Work instructions = Repeat every line of the data listing below word for word.

(Data listing)
----------------------------------------

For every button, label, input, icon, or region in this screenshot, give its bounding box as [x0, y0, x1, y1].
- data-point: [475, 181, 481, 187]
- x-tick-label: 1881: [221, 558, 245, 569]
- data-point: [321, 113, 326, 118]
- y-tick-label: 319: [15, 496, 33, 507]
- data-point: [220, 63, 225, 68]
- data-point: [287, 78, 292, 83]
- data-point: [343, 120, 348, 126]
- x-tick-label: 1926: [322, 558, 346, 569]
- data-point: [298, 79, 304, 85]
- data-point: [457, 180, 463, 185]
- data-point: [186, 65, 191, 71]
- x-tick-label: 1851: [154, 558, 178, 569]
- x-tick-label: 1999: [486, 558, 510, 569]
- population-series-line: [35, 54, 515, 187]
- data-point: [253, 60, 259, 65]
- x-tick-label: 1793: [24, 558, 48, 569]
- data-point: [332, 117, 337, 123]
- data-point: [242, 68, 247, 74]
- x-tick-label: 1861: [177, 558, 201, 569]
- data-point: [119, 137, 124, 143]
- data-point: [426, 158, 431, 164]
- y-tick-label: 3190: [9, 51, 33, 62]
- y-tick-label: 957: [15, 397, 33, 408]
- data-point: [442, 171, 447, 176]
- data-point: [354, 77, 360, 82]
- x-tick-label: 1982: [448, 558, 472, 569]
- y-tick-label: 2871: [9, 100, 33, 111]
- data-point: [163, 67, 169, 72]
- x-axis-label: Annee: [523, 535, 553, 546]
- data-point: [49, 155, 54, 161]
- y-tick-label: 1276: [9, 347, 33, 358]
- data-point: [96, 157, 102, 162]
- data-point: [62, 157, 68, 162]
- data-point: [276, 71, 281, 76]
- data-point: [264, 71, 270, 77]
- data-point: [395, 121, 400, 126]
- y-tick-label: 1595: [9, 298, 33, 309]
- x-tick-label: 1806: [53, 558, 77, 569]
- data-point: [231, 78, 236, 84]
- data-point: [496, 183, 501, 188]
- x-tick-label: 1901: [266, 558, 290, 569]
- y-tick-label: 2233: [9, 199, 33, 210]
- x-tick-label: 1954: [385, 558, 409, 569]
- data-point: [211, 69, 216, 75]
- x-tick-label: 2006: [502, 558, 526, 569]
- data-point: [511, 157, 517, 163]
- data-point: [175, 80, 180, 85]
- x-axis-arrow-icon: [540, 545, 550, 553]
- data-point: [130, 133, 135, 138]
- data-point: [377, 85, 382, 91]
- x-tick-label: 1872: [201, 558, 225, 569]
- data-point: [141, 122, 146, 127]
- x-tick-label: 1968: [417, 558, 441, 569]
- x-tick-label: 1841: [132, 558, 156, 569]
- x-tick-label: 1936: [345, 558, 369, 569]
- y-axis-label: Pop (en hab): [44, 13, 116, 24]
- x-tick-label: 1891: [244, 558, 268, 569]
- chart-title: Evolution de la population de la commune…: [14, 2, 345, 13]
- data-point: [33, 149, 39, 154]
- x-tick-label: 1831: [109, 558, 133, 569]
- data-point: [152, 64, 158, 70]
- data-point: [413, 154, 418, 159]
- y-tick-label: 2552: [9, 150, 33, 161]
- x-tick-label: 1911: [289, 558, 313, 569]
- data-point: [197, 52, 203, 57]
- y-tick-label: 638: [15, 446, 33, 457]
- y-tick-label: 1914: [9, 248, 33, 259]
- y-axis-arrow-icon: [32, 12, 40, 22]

----------------------------------------

Final result =
For every button, label, input, icon, or region in this screenshot, give its bounding box as [x0, y0, x1, y1].
- data-point: [475, 181, 481, 187]
- x-tick-label: 1881: [221, 558, 245, 569]
- data-point: [321, 113, 326, 118]
- y-tick-label: 319: [15, 496, 33, 507]
- data-point: [220, 63, 225, 68]
- data-point: [287, 78, 292, 83]
- data-point: [343, 120, 348, 126]
- x-tick-label: 1926: [322, 558, 346, 569]
- data-point: [298, 79, 304, 85]
- data-point: [457, 180, 463, 185]
- data-point: [186, 65, 191, 71]
- x-tick-label: 1851: [154, 558, 178, 569]
- x-tick-label: 1999: [486, 558, 510, 569]
- population-series-line: [35, 54, 515, 187]
- data-point: [253, 60, 259, 65]
- x-tick-label: 1793: [24, 558, 48, 569]
- data-point: [332, 117, 337, 123]
- data-point: [242, 68, 247, 74]
- x-tick-label: 1861: [177, 558, 201, 569]
- data-point: [119, 137, 124, 143]
- data-point: [426, 158, 431, 164]
- y-tick-label: 3190: [9, 51, 33, 62]
- y-tick-label: 957: [15, 397, 33, 408]
- data-point: [442, 171, 447, 176]
- data-point: [354, 77, 360, 82]
- x-tick-label: 1982: [448, 558, 472, 569]
- y-tick-label: 2871: [9, 100, 33, 111]
- data-point: [163, 67, 169, 72]
- x-axis-label: Annee: [523, 535, 553, 546]
- data-point: [49, 155, 54, 161]
- y-tick-label: 1276: [9, 347, 33, 358]
- data-point: [96, 157, 102, 162]
- data-point: [62, 157, 68, 162]
- data-point: [276, 71, 281, 76]
- data-point: [264, 71, 270, 77]
- data-point: [395, 121, 400, 126]
- y-tick-label: 1595: [9, 298, 33, 309]
- x-tick-label: 1806: [53, 558, 77, 569]
- data-point: [231, 78, 236, 84]
- data-point: [496, 183, 501, 188]
- x-tick-label: 1901: [266, 558, 290, 569]
- y-tick-label: 2233: [9, 199, 33, 210]
- x-tick-label: 1954: [385, 558, 409, 569]
- data-point: [211, 69, 216, 75]
- x-tick-label: 2006: [502, 558, 526, 569]
- data-point: [511, 157, 517, 163]
- data-point: [175, 80, 180, 85]
- x-axis-arrow-icon: [540, 545, 550, 553]
- data-point: [130, 133, 135, 138]
- data-point: [377, 85, 382, 91]
- x-tick-label: 1872: [201, 558, 225, 569]
- data-point: [141, 122, 146, 127]
- x-tick-label: 1968: [417, 558, 441, 569]
- x-tick-label: 1841: [132, 558, 156, 569]
- x-tick-label: 1936: [345, 558, 369, 569]
- y-axis-label: Pop (en hab): [44, 13, 116, 24]
- x-tick-label: 1891: [244, 558, 268, 569]
- chart-title: Evolution de la population de la commune…: [14, 2, 345, 13]
- data-point: [33, 149, 39, 154]
- x-tick-label: 1831: [109, 558, 133, 569]
- data-point: [152, 64, 158, 70]
- data-point: [413, 154, 418, 159]
- y-tick-label: 2552: [9, 150, 33, 161]
- x-tick-label: 1911: [289, 558, 313, 569]
- data-point: [197, 52, 203, 57]
- y-tick-label: 638: [15, 446, 33, 457]
- y-tick-label: 1914: [9, 248, 33, 259]
- y-axis-arrow-icon: [32, 12, 40, 22]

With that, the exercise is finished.